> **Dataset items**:
───

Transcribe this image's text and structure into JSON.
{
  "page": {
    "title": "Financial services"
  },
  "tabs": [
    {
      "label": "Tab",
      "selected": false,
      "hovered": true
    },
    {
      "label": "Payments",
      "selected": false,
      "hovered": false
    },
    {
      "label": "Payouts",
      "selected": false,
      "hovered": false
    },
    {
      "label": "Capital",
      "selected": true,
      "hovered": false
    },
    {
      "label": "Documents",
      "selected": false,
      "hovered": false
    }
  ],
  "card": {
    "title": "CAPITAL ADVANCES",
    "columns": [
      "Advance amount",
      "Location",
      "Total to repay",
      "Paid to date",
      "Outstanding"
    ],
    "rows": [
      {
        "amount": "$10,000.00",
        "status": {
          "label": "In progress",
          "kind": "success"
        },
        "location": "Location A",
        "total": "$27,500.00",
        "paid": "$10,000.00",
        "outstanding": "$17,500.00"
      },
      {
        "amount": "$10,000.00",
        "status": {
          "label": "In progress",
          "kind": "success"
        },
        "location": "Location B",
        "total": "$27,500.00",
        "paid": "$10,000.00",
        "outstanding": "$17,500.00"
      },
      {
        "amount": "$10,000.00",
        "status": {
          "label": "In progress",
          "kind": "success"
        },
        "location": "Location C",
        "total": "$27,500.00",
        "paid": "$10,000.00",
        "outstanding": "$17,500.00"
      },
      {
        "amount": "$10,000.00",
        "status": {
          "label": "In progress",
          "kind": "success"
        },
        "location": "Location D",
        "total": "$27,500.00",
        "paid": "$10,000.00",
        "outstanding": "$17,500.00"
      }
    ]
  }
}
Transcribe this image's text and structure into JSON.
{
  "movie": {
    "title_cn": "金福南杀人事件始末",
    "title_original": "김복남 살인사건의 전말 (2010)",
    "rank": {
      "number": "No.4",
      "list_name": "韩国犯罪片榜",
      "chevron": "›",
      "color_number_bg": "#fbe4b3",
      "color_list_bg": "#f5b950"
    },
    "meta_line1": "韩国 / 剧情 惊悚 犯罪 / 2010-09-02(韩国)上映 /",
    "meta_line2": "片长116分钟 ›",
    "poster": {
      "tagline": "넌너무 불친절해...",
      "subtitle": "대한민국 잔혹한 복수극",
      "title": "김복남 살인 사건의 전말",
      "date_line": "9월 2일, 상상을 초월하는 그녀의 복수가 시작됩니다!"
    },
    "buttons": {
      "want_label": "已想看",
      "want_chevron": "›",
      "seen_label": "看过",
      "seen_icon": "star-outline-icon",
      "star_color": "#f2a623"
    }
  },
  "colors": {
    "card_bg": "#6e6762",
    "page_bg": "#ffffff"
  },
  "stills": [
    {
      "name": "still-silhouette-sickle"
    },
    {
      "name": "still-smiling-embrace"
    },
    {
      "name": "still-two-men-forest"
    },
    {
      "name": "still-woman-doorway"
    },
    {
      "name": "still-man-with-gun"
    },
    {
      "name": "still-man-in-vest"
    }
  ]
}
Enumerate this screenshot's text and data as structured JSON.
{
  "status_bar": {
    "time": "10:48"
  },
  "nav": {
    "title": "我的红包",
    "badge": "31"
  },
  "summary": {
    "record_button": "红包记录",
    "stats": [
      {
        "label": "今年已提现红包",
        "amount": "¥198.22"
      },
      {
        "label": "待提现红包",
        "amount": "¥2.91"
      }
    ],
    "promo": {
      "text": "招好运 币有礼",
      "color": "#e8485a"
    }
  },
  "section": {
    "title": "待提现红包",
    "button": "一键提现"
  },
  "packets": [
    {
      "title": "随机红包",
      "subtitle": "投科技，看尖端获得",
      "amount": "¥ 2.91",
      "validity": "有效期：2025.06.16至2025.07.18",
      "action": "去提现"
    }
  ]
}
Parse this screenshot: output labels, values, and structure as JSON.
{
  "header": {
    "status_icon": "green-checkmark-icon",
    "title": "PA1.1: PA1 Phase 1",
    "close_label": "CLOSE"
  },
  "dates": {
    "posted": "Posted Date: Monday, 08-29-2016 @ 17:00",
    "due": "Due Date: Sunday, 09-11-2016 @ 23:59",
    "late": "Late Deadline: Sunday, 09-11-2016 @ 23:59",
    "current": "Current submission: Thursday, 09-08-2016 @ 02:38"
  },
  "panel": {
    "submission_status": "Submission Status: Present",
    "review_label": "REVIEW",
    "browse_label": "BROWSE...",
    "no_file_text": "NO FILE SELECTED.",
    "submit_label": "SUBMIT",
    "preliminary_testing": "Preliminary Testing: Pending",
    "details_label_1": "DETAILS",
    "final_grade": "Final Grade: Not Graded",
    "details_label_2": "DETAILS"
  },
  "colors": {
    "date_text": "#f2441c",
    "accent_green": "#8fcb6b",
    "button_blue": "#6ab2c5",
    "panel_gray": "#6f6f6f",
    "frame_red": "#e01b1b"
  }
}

───

> **Given instruction**:
Quote all the records. Keep every word exact.

> **Response below**:
Transcribe this image's text and structure into JSON.
{
  "page": {
    "title": "Financial services"
  },
  "tabs": [
    {
      "label": "Tab",
      "selected": false,
      "hovered": true
    },
    {
      "label": "Payments",
      "selected": false,
      "hovered": false
    },
    {
      "label": "Payouts",
      "selected": false,
      "hovered": false
    },
    {
      "label": "Capital",
      "selected": true,
      "hovered": false
    },
    {
      "label": "Documents",
      "selected": false,
      "hovered": false
    }
  ],
  "card": {
    "title": "CAPITAL ADVANCES",
    "columns": [
      "Advance amount",
      "Location",
      "Total to repay",
      "Paid to date",
      "Outstanding"
    ],
    "rows": [
      {
        "amount": "$10,000.00",
        "status": {
          "label": "In progress",
          "kind": "success"
        },
        "location": "Location A",
        "total": "$27,500.00",
        "paid": "$10,000.00",
        "outstanding": "$17,500.00"
      },
      {
        "amount": "$10,000.00",
        "status": {
          "label": "In progress",
          "kind": "success"
        },
        "location": "Location B",
        "total": "$27,500.00",
        "paid": "$10,000.00",
        "outstanding": "$17,500.00"
      },
      {
        "amount": "$10,000.00",
        "status": {
          "label": "In progress",
          "kind": "success"
        },
        "location": "Location C",
        "total": "$27,500.00",
        "paid": "$10,000.00",
        "outstanding": "$17,500.00"
      },
      {
        "amount": "$10,000.00",
        "status": {
          "label": "In progress",
          "kind": "success"
        },
        "location": "Location D",
        "total": "$27,500.00",
        "paid": "$10,000.00",
        "outstanding": "$17,500.00"
      }
    ]
  }
}
Transcribe this image's text and structure into JSON.
{
  "movie": {
    "title_cn": "金福南杀人事件始末",
    "title_original": "김복남 살인사건의 전말 (2010)",
    "rank": {
      "number": "No.4",
      "list_name": "韩国犯罪片榜",
      "chevron": "›",
      "color_number_bg": "#fbe4b3",
      "color_list_bg": "#f5b950"
    },
    "meta_line1": "韩国 / 剧情 惊悚 犯罪 / 2010-09-02(韩国)上映 /",
    "meta_line2": "片长116分钟 ›",
    "poster": {
      "tagline": "넌너무 불친절해...",
      "subtitle": "대한민국 잔혹한 복수극",
      "title": "김복남 살인 사건의 전말",
      "date_line": "9월 2일, 상상을 초월하는 그녀의 복수가 시작됩니다!"
    },
    "buttons": {
      "want_label": "已想看",
      "want_chevron": "›",
      "seen_label": "看过",
      "seen_icon": "star-outline-icon",
      "star_color": "#f2a623"
    }
  },
  "colors": {
    "card_bg": "#6e6762",
    "page_bg": "#ffffff"
  },
  "stills": [
    {
      "name": "still-silhouette-sickle"
    },
    {
      "name": "still-smiling-embrace"
    },
    {
      "name": "still-two-men-forest"
    },
    {
      "name": "still-woman-doorway"
    },
    {
      "name": "still-man-with-gun"
    },
    {
      "name": "still-man-in-vest"
    }
  ]
}
Enumerate this screenshot's text and data as structured JSON.
{
  "status_bar": {
    "time": "10:48"
  },
  "nav": {
    "title": "我的红包",
    "badge": "31"
  },
  "summary": {
    "record_button": "红包记录",
    "stats": [
      {
        "label": "今年已提现红包",
        "amount": "¥198.22"
      },
      {
        "label": "待提现红包",
        "amount": "¥2.91"
      }
    ],
    "promo": {
      "text": "招好运 币有礼",
      "color": "#e8485a"
    }
  },
  "section": {
    "title": "待提现红包",
    "button": "一键提现"
  },
  "packets": [
    {
      "title": "随机红包",
      "subtitle": "投科技，看尖端获得",
      "amount": "¥ 2.91",
      "validity": "有效期：2025.06.16至2025.07.18",
      "action": "去提现"
    }
  ]
}
Parse this screenshot: output labels, values, and structure as JSON.
{
  "header": {
    "status_icon": "green-checkmark-icon",
    "title": "PA1.1: PA1 Phase 1",
    "close_label": "CLOSE"
  },
  "dates": {
    "posted": "Posted Date: Monday, 08-29-2016 @ 17:00",
    "due": "Due Date: Sunday, 09-11-2016 @ 23:59",
    "late": "Late Deadline: Sunday, 09-11-2016 @ 23:59",
    "current": "Current submission: Thursday, 09-08-2016 @ 02:38"
  },
  "panel": {
    "submission_status": "Submission Status: Present",
    "review_label": "REVIEW",
    "browse_label": "BROWSE...",
    "no_file_text": "NO FILE SELECTED.",
    "submit_label": "SUBMIT",
    "preliminary_testing": "Preliminary Testing: Pending",
    "details_label_1": "DETAILS",
    "final_grade": "Final Grade: Not Graded",
    "details_label_2": "DETAILS"
  },
  "colors": {
    "date_text": "#f2441c",
    "accent_green": "#8fcb6b",
    "button_blue": "#6ab2c5",
    "panel_gray": "#6f6f6f",
    "frame_red": "#e01b1b"
  }
}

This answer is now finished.